[Figure collection entries]
☆ ☆ ☆
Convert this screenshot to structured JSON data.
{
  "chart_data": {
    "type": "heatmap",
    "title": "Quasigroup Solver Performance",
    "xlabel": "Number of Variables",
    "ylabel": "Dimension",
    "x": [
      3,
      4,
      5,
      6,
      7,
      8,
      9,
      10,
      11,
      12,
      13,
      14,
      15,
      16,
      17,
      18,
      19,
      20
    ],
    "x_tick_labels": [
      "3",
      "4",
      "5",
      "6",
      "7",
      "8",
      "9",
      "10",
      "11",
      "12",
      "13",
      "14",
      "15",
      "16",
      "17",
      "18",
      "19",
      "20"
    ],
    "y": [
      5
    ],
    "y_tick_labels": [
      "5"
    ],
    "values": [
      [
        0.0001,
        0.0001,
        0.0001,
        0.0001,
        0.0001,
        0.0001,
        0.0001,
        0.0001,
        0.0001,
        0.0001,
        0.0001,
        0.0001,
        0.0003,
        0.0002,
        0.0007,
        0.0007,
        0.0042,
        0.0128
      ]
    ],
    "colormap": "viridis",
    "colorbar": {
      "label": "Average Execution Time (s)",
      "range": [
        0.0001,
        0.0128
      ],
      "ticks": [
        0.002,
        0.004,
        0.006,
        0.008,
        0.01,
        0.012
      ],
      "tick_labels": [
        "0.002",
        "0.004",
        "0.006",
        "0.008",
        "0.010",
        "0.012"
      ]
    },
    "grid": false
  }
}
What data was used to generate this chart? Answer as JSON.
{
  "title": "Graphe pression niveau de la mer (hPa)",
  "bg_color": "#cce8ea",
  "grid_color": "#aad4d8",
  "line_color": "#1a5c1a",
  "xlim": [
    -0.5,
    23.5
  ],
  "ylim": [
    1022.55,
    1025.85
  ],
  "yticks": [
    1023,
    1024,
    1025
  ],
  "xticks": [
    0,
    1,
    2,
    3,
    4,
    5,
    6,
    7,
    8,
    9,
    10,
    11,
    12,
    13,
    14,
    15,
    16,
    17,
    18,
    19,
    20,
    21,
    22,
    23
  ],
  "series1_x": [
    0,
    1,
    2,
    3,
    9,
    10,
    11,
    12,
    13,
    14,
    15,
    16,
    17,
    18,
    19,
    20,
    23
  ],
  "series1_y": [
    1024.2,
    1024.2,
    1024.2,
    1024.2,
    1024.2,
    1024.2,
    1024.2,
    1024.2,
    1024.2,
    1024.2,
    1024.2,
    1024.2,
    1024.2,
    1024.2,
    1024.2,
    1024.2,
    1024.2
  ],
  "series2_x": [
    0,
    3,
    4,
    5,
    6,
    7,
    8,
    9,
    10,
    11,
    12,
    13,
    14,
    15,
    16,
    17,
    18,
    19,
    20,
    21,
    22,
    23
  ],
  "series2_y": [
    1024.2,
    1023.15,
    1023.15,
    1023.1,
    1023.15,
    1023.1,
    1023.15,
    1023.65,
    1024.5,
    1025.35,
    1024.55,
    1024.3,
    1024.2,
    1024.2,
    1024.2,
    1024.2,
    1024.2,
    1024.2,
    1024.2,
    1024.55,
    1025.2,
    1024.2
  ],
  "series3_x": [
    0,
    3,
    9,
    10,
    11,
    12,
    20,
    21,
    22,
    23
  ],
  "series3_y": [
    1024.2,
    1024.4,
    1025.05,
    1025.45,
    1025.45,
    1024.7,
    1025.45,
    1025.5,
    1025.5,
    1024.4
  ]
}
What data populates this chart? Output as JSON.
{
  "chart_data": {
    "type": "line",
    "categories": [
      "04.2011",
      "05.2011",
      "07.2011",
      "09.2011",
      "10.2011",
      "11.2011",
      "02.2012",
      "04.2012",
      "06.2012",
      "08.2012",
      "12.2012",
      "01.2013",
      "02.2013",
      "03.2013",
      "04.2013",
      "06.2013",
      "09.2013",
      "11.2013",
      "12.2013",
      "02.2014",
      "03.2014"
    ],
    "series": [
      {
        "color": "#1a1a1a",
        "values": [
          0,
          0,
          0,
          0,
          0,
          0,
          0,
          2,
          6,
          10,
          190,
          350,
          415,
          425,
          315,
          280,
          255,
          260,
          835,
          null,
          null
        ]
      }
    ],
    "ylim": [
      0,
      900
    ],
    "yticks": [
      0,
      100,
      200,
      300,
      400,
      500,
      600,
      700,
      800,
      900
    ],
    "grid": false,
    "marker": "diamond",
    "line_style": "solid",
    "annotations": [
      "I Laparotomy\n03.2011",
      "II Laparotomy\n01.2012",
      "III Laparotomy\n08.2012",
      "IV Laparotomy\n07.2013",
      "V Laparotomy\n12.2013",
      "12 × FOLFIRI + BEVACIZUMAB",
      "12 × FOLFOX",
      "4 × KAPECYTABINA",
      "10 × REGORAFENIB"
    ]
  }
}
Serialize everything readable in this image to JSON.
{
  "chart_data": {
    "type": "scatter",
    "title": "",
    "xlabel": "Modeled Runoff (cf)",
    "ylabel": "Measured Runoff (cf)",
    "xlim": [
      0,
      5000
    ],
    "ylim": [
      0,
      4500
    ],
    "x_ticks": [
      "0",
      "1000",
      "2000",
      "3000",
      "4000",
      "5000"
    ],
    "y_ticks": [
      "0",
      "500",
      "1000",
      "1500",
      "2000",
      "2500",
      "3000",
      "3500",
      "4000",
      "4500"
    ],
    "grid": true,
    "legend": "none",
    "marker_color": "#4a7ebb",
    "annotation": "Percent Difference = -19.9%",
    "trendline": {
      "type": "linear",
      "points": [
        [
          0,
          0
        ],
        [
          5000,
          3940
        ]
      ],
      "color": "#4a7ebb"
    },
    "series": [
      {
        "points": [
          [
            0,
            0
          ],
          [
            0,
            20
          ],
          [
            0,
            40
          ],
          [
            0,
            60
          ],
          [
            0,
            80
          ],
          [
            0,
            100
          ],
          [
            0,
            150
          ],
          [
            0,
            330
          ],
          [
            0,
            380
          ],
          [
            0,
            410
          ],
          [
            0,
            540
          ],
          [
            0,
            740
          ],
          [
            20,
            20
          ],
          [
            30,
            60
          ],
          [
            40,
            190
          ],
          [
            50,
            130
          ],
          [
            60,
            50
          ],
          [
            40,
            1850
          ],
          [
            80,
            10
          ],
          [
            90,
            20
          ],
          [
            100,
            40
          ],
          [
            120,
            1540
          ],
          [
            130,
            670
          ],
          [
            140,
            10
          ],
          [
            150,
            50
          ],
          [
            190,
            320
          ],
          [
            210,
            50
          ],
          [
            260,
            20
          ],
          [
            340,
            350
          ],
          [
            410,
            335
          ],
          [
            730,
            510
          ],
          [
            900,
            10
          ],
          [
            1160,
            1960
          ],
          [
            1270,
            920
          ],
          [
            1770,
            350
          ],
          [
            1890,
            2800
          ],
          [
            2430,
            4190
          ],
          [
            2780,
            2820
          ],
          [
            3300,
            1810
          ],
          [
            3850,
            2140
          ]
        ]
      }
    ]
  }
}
☆ ☆ ☆
● Exercise directions
The full set of records should be duplicated exactly.

● Complete output
Convert this screenshot to structured JSON data.
{
  "chart_data": {
    "type": "heatmap",
    "title": "Quasigroup Solver Performance",
    "xlabel": "Number of Variables",
    "ylabel": "Dimension",
    "x": [
      3,
      4,
      5,
      6,
      7,
      8,
      9,
      10,
      11,
      12,
      13,
      14,
      15,
      16,
      17,
      18,
      19,
      20
    ],
    "x_tick_labels": [
      "3",
      "4",
      "5",
      "6",
      "7",
      "8",
      "9",
      "10",
      "11",
      "12",
      "13",
      "14",
      "15",
      "16",
      "17",
      "18",
      "19",
      "20"
    ],
    "y": [
      5
    ],
    "y_tick_labels": [
      "5"
    ],
    "values": [
      [
        0.0001,
        0.0001,
        0.0001,
        0.0001,
        0.0001,
        0.0001,
        0.0001,
        0.0001,
        0.0001,
        0.0001,
        0.0001,
        0.0001,
        0.0003,
        0.0002,
        0.0007,
        0.0007,
        0.0042,
        0.0128
      ]
    ],
    "colormap": "viridis",
    "colorbar": {
      "label": "Average Execution Time (s)",
      "range": [
        0.0001,
        0.0128
      ],
      "ticks": [
        0.002,
        0.004,
        0.006,
        0.008,
        0.01,
        0.012
      ],
      "tick_labels": [
        "0.002",
        "0.004",
        "0.006",
        "0.008",
        "0.010",
        "0.012"
      ]
    },
    "grid": false
  }
}
What data was used to generate this chart? Answer as JSON.
{
  "title": "Graphe pression niveau de la mer (hPa)",
  "bg_color": "#cce8ea",
  "grid_color": "#aad4d8",
  "line_color": "#1a5c1a",
  "xlim": [
    -0.5,
    23.5
  ],
  "ylim": [
    1022.55,
    1025.85
  ],
  "yticks": [
    1023,
    1024,
    1025
  ],
  "xticks": [
    0,
    1,
    2,
    3,
    4,
    5,
    6,
    7,
    8,
    9,
    10,
    11,
    12,
    13,
    14,
    15,
    16,
    17,
    18,
    19,
    20,
    21,
    22,
    23
  ],
  "series1_x": [
    0,
    1,
    2,
    3,
    9,
    10,
    11,
    12,
    13,
    14,
    15,
    16,
    17,
    18,
    19,
    20,
    23
  ],
  "series1_y": [
    1024.2,
    1024.2,
    1024.2,
    1024.2,
    1024.2,
    1024.2,
    1024.2,
    1024.2,
    1024.2,
    1024.2,
    1024.2,
    1024.2,
    1024.2,
    1024.2,
    1024.2,
    1024.2,
    1024.2
  ],
  "series2_x": [
    0,
    3,
    4,
    5,
    6,
    7,
    8,
    9,
    10,
    11,
    12,
    13,
    14,
    15,
    16,
    17,
    18,
    19,
    20,
    21,
    22,
    23
  ],
  "series2_y": [
    1024.2,
    1023.15,
    1023.15,
    1023.1,
    1023.15,
    1023.1,
    1023.15,
    1023.65,
    1024.5,
    1025.35,
    1024.55,
    1024.3,
    1024.2,
    1024.2,
    1024.2,
    1024.2,
    1024.2,
    1024.2,
    1024.2,
    1024.55,
    1025.2,
    1024.2
  ],
  "series3_x": [
    0,
    3,
    9,
    10,
    11,
    12,
    20,
    21,
    22,
    23
  ],
  "series3_y": [
    1024.2,
    1024.4,
    1025.05,
    1025.45,
    1025.45,
    1024.7,
    1025.45,
    1025.5,
    1025.5,
    1024.4
  ]
}
What data populates this chart? Output as JSON.
{
  "chart_data": {
    "type": "line",
    "categories": [
      "04.2011",
      "05.2011",
      "07.2011",
      "09.2011",
      "10.2011",
      "11.2011",
      "02.2012",
      "04.2012",
      "06.2012",
      "08.2012",
      "12.2012",
      "01.2013",
      "02.2013",
      "03.2013",
      "04.2013",
      "06.2013",
      "09.2013",
      "11.2013",
      "12.2013",
      "02.2014",
      "03.2014"
    ],
    "series": [
      {
        "color": "#1a1a1a",
        "values": [
          0,
          0,
          0,
          0,
          0,
          0,
          0,
          2,
          6,
          10,
          190,
          350,
          415,
          425,
          315,
          280,
          255,
          260,
          835,
          null,
          null
        ]
      }
    ],
    "ylim": [
      0,
      900
    ],
    "yticks": [
      0,
      100,
      200,
      300,
      400,
      500,
      600,
      700,
      800,
      900
    ],
    "grid": false,
    "marker": "diamond",
    "line_style": "solid",
    "annotations": [
      "I Laparotomy\n03.2011",
      "II Laparotomy\n01.2012",
      "III Laparotomy\n08.2012",
      "IV Laparotomy\n07.2013",
      "V Laparotomy\n12.2013",
      "12 × FOLFIRI + BEVACIZUMAB",
      "12 × FOLFOX",
      "4 × KAPECYTABINA",
      "10 × REGORAFENIB"
    ]
  }
}
Serialize everything readable in this image to JSON.
{
  "chart_data": {
    "type": "scatter",
    "title": "",
    "xlabel": "Modeled Runoff (cf)",
    "ylabel": "Measured Runoff (cf)",
    "xlim": [
      0,
      5000
    ],
    "ylim": [
      0,
      4500
    ],
    "x_ticks": [
      "0",
      "1000",
      "2000",
      "3000",
      "4000",
      "5000"
    ],
    "y_ticks": [
      "0",
      "500",
      "1000",
      "1500",
      "2000",
      "2500",
      "3000",
      "3500",
      "4000",
      "4500"
    ],
    "grid": true,
    "legend": "none",
    "marker_color": "#4a7ebb",
    "annotation": "Percent Difference = -19.9%",
    "trendline": {
      "type": "linear",
      "points": [
        [
          0,
          0
        ],
        [
          5000,
          3940
        ]
      ],
      "color": "#4a7ebb"
    },
    "series": [
      {
        "points": [
          [
            0,
            0
          ],
          [
            0,
            20
          ],
          [
            0,
            40
          ],
          [
            0,
            60
          ],
          [
            0,
            80
          ],
          [
            0,
            100
          ],
          [
            0,
            150
          ],
          [
            0,
            330
          ],
          [
            0,
            380
          ],
          [
            0,
            410
          ],
          [
            0,
            540
          ],
          [
            0,
            740
          ],
          [
            20,
            20
          ],
          [
            30,
            60
          ],
          [
            40,
            190
          ],
          [
            50,
            130
          ],
          [
            60,
            50
          ],
          [
            40,
            1850
          ],
          [
            80,
            10
          ],
          [
            90,
            20
          ],
          [
            100,
            40
          ],
          [
            120,
            1540
          ],
          [
            130,
            670
          ],
          [
            140,
            10
          ],
          [
            150,
            50
          ],
          [
            190,
            320
          ],
          [
            210,
            50
          ],
          [
            260,
            20
          ],
          [
            340,
            350
          ],
          [
            410,
            335
          ],
          [
            730,
            510
          ],
          [
            900,
            10
          ],
          [
            1160,
            1960
          ],
          [
            1270,
            920
          ],
          [
            1770,
            350
          ],
          [
            1890,
            2800
          ],
          [
            2430,
            4190
          ],
          [
            2780,
            2820
          ],
          [
            3300,
            1810
          ],
          [
            3850,
            2140
          ]
        ]
      }
    ]
  }
}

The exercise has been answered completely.